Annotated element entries
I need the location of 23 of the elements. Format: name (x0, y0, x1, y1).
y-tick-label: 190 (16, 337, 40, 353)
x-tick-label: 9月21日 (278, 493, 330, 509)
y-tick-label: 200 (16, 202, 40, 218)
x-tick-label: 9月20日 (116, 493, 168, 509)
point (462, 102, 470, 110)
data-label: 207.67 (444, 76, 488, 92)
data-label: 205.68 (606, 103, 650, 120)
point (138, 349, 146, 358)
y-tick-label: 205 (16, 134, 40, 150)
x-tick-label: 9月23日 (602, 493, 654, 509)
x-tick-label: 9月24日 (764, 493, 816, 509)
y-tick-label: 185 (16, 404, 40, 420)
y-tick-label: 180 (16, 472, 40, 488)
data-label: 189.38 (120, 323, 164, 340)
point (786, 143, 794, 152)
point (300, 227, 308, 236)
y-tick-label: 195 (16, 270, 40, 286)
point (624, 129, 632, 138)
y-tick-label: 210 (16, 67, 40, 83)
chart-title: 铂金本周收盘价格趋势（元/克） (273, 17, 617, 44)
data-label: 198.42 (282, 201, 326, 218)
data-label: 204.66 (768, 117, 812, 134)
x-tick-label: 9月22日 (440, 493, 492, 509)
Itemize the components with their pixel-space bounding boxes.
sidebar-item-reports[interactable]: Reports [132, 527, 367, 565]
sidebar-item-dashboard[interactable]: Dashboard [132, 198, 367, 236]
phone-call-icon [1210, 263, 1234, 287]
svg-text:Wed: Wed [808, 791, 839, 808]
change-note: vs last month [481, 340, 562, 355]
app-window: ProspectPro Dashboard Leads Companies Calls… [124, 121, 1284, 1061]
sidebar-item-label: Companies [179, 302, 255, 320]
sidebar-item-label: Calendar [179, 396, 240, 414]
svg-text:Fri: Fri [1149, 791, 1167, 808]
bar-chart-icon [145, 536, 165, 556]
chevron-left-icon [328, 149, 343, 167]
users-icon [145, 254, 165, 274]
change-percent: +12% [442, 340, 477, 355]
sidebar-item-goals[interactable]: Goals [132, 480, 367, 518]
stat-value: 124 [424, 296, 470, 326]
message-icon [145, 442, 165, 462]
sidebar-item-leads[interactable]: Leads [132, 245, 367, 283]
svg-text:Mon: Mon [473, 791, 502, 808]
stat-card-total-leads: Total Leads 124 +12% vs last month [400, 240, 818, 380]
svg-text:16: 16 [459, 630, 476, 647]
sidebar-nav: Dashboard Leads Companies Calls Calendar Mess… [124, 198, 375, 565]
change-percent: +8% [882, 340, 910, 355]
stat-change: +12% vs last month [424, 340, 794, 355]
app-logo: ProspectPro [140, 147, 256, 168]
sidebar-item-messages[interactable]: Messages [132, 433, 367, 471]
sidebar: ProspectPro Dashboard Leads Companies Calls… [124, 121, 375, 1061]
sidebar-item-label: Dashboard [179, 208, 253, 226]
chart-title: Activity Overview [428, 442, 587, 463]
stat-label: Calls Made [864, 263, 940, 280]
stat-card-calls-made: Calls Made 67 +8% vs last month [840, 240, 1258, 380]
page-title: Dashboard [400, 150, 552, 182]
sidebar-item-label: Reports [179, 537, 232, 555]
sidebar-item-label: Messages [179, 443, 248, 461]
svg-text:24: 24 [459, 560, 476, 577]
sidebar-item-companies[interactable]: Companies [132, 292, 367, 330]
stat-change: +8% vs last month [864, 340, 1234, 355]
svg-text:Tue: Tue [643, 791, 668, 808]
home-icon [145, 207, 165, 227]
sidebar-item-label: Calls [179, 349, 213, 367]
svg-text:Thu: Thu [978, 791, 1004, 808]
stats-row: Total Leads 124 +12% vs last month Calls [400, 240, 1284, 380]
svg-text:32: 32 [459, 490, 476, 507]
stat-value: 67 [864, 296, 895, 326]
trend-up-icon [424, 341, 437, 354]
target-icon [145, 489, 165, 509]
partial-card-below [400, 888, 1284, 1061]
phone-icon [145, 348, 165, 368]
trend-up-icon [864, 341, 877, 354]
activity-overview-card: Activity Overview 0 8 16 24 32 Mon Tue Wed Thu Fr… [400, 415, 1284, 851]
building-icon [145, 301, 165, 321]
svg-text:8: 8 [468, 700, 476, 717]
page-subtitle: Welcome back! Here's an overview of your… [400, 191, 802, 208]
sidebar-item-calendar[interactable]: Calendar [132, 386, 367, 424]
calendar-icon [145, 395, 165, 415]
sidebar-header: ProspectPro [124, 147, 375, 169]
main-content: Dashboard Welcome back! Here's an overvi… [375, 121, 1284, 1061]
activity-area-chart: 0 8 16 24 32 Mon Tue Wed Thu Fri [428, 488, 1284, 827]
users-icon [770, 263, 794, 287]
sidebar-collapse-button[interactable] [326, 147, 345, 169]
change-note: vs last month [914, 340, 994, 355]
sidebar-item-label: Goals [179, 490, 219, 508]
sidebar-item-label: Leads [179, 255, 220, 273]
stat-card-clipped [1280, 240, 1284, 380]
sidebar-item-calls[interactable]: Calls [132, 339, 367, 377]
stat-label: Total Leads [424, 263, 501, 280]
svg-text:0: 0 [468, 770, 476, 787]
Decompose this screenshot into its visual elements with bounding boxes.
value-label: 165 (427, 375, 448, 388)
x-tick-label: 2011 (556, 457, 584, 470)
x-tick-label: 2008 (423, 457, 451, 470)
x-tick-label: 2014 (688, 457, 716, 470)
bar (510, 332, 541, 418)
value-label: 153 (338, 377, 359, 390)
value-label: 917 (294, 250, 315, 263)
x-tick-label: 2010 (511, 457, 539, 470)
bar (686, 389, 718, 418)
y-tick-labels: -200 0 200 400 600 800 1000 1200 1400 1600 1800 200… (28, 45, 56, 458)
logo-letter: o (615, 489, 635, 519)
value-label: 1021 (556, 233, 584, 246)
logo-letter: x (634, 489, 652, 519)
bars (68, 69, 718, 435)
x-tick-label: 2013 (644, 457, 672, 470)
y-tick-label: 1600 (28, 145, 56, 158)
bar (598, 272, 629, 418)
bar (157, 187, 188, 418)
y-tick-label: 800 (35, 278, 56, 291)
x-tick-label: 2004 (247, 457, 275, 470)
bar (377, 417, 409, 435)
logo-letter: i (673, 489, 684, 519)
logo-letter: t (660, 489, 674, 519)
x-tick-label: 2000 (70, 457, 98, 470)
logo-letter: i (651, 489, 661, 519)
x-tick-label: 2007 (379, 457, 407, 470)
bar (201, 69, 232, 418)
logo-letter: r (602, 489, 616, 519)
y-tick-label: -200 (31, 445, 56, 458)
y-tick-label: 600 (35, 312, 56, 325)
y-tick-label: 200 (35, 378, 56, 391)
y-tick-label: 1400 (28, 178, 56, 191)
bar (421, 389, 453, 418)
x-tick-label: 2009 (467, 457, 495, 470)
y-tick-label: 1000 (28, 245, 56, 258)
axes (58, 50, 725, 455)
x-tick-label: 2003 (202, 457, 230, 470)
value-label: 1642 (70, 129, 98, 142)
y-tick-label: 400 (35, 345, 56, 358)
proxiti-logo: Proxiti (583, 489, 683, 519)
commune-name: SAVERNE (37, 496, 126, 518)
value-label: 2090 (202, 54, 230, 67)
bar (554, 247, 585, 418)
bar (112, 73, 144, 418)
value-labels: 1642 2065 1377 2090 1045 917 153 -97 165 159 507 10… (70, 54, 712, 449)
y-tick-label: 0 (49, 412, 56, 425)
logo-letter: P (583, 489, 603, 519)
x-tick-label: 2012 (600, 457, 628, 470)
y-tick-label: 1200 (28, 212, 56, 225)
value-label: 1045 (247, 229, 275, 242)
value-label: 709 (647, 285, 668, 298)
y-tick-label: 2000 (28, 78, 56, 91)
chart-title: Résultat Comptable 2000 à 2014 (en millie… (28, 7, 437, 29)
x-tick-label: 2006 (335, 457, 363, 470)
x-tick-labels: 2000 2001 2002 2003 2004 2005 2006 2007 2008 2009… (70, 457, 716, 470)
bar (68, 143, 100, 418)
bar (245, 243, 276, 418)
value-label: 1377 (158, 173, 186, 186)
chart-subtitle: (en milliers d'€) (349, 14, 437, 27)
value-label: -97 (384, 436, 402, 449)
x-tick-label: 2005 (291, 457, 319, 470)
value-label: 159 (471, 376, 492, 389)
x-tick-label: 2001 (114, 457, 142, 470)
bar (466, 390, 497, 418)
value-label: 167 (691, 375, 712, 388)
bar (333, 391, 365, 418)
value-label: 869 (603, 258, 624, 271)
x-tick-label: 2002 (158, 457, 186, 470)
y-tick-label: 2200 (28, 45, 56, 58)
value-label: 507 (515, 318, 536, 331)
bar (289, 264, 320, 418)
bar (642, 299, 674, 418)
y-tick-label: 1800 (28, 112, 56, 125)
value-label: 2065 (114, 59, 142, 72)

* [Task instructions] Copy, without changing a character, every line from the start of the records through the line containing "y-tick-label: 205 (16, 134, 40, 150)", including that line.

* [Result]
I need the location of 23 of the elements. Format: name (x0, y0, x1, y1).
y-tick-label: 190 (16, 337, 40, 353)
x-tick-label: 9月21日 (278, 493, 330, 509)
y-tick-label: 200 (16, 202, 40, 218)
x-tick-label: 9月20日 (116, 493, 168, 509)
point (462, 102, 470, 110)
data-label: 207.67 (444, 76, 488, 92)
data-label: 205.68 (606, 103, 650, 120)
point (138, 349, 146, 358)
y-tick-label: 205 (16, 134, 40, 150)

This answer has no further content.